[Request]
Lay out the data as a Markdown table with the columns Row and Line, from the first line of the data up to and including the line with "Segment this screenshot: for". Number each row, skip any blank lines, and omit the pictures.

[Provided material]
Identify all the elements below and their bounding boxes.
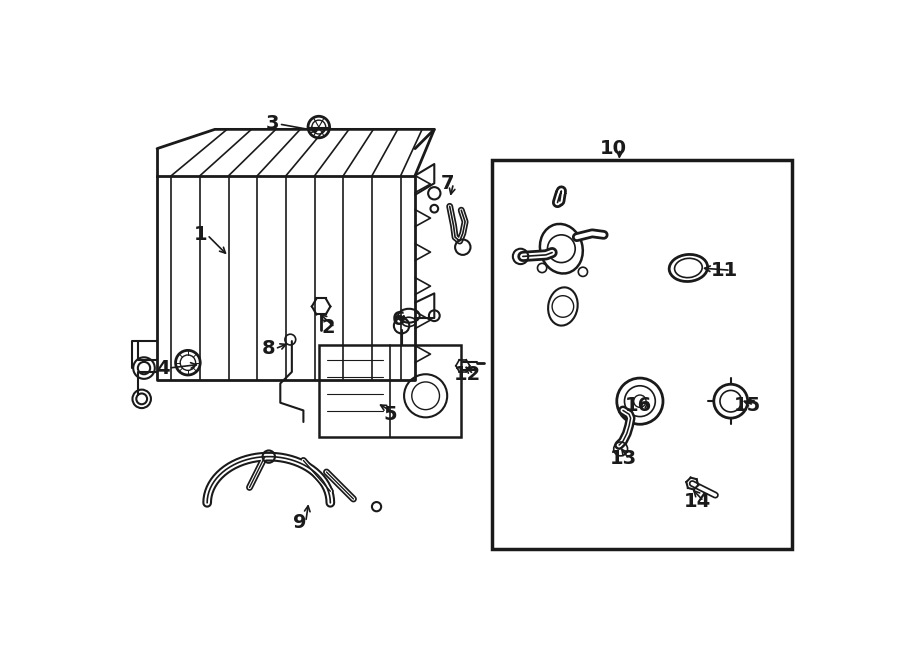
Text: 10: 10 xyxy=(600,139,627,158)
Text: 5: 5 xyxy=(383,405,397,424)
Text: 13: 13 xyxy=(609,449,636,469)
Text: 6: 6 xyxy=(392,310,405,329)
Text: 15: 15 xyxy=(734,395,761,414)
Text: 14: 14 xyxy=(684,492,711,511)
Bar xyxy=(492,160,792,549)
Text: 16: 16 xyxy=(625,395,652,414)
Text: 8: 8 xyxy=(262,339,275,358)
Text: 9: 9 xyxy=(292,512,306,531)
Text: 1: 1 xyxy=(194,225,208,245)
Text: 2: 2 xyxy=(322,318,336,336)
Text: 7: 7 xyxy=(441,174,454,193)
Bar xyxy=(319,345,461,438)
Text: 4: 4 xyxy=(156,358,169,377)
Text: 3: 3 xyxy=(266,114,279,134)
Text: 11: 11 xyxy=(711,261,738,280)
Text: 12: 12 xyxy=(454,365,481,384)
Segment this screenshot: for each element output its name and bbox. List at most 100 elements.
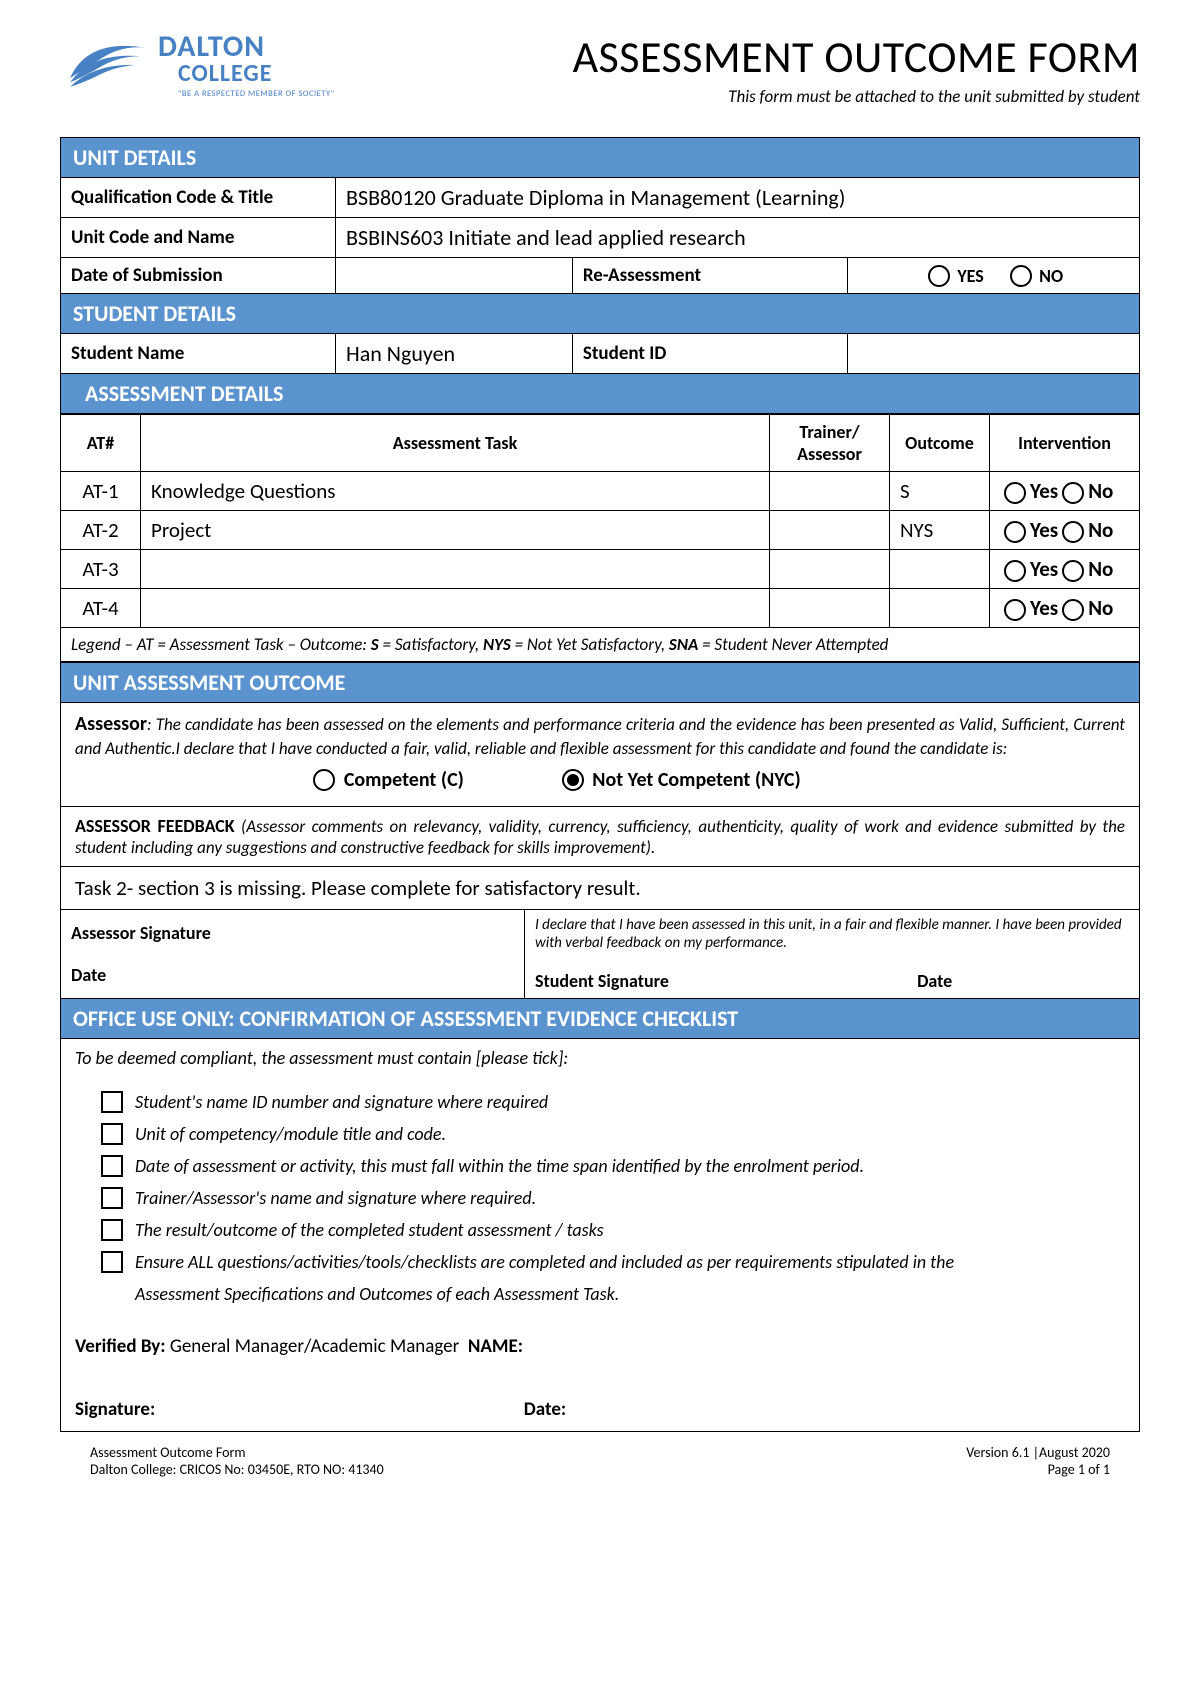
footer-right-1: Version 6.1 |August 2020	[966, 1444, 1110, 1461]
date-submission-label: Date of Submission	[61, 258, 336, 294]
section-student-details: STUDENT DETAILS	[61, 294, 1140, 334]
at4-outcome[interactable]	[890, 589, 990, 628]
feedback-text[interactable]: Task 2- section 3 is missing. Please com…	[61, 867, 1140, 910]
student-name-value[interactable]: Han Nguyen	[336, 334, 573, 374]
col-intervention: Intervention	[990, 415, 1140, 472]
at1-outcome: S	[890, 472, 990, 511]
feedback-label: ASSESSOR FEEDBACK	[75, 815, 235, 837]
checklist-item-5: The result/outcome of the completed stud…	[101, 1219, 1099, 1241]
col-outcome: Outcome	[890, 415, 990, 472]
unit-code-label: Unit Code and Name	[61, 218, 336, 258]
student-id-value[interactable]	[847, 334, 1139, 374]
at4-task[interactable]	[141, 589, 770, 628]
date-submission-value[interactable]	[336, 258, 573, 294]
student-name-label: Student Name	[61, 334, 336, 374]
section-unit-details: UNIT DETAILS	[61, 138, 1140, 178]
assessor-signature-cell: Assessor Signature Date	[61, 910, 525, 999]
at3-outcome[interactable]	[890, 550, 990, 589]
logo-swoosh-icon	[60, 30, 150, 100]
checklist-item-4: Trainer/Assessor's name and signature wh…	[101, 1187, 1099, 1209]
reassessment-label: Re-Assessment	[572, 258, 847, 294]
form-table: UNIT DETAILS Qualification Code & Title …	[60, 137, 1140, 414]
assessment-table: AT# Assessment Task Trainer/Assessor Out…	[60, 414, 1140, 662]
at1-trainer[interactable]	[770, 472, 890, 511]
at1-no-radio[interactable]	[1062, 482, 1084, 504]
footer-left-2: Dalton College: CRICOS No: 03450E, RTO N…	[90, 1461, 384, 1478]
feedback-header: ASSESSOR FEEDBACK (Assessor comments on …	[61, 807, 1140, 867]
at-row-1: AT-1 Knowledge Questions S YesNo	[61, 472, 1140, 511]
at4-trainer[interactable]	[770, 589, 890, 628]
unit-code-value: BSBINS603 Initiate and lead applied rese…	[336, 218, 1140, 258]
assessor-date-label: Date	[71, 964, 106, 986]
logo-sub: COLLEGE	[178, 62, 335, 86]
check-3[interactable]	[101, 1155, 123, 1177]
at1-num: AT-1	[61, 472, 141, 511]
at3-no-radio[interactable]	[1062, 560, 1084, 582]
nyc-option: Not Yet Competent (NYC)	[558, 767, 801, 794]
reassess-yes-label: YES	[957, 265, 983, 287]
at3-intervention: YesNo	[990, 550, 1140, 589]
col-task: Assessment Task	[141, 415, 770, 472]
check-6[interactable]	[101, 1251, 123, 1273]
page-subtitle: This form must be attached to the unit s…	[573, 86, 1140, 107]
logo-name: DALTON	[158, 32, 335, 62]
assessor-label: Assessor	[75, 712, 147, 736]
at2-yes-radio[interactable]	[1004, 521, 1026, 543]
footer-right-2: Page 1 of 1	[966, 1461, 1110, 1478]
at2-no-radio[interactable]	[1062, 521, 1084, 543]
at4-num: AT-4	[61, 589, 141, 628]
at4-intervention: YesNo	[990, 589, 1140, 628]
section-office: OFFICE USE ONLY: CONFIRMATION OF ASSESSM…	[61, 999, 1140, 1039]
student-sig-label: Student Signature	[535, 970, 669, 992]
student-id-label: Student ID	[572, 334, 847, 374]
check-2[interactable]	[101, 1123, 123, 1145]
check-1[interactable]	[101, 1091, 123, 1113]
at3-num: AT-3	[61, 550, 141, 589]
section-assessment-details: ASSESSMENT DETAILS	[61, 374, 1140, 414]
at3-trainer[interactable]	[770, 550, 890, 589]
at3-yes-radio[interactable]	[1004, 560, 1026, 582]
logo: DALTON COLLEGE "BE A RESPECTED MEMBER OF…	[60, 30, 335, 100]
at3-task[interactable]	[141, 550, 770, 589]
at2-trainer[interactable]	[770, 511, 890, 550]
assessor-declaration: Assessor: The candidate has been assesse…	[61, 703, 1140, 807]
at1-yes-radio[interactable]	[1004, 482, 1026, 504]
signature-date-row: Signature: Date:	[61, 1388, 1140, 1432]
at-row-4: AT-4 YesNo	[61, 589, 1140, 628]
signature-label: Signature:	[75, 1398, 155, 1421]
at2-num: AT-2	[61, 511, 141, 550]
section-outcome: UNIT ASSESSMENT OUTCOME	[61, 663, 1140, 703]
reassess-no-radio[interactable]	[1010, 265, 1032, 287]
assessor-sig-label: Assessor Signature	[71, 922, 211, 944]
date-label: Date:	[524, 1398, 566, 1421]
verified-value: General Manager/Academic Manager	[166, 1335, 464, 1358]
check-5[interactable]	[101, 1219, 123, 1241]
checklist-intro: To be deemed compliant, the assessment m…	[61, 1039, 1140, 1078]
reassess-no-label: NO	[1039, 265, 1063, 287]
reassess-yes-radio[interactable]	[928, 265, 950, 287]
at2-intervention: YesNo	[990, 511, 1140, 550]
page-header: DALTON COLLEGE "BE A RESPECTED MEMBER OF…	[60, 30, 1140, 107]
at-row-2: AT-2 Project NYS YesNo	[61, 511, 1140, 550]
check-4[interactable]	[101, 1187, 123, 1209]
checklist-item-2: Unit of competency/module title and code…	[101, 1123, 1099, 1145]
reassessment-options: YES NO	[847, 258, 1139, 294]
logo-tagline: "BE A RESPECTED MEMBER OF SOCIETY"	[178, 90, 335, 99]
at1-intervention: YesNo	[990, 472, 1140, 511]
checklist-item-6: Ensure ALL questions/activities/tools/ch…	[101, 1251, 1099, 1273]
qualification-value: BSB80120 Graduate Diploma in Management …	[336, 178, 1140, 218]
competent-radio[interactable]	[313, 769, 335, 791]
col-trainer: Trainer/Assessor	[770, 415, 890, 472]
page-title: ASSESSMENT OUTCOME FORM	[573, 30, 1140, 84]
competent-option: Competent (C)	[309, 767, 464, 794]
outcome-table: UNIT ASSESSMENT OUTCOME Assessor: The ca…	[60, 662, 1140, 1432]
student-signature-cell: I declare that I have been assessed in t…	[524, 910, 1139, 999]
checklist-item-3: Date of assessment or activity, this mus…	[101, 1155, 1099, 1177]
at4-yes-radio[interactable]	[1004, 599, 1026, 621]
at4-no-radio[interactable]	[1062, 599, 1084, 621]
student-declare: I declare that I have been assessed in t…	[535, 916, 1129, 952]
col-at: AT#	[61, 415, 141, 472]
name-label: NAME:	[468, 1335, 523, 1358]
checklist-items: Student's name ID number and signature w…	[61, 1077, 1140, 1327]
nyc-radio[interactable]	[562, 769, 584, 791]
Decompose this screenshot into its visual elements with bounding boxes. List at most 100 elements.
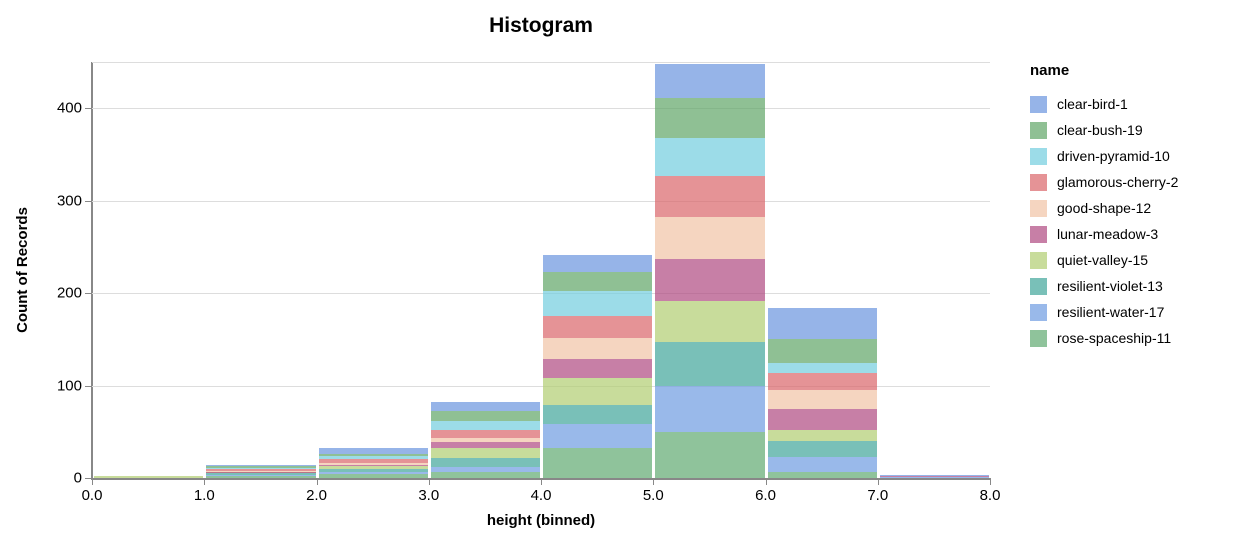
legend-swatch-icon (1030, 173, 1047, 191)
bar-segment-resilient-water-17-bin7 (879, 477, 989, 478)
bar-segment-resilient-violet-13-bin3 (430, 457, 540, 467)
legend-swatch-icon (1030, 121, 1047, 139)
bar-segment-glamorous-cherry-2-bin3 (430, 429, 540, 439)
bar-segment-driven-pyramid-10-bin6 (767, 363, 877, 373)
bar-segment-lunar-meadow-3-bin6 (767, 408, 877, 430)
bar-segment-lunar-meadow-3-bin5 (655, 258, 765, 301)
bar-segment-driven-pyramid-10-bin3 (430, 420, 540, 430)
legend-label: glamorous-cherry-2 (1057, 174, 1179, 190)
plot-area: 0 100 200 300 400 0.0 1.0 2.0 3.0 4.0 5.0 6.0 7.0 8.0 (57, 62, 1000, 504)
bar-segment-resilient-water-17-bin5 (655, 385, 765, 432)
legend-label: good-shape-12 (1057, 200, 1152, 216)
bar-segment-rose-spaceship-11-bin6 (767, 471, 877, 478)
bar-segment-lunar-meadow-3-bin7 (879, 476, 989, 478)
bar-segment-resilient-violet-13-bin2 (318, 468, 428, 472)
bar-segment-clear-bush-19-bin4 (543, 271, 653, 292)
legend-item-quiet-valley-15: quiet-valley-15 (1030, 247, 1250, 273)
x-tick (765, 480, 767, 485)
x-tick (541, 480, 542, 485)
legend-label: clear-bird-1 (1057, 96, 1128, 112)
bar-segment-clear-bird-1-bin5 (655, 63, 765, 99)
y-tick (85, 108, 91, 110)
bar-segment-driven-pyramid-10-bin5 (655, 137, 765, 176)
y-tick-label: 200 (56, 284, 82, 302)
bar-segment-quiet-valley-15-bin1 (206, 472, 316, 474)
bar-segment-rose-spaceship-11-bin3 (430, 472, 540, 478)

[Task result]
| Row | Line |
|---|---|
| 1 | Identify all the elements below and their bounding boxes. |
| 2 | Text: 10: 10 xyxy=(600,139,627,158) |
| 3 | Text: 5: 5 xyxy=(383,405,397,424) |
| 4 | Text: 13: 13 xyxy=(609,449,636,469) |
| 5 | Text: 6: 6 xyxy=(392,310,405,329) |
| 6 | Text: 15: 15 xyxy=(734,395,761,414) |
| 7 | Text: 14: 14 xyxy=(684,492,711,511) |
| 8 | Bar xyxy=(492,160,792,549) |
| 9 | Text: 16: 16 xyxy=(625,395,652,414) |
| 10 | Text: 8: 8 xyxy=(262,339,275,358) |
| 11 | Text: 9: 9 xyxy=(292,512,306,531) |
| 12 | Text: 1: 1 xyxy=(194,225,208,245) |
| 13 | Text: 2: 2 xyxy=(322,318,336,336) |
| 14 | Text: 7: 7 xyxy=(441,174,454,193) |
| 15 | Bar xyxy=(319,345,461,438) |
| 16 | Text: 4: 4 xyxy=(156,358,169,377) |
| 17 | Text: 3: 3 xyxy=(266,114,279,134) |
| 18 | Text: 11: 11 xyxy=(711,261,738,280) |
| 19 | Text: 12: 12 xyxy=(454,365,481,384) |
| 20 | Segment this screenshot: for each element output its name and bbox. List at most 100 elements. |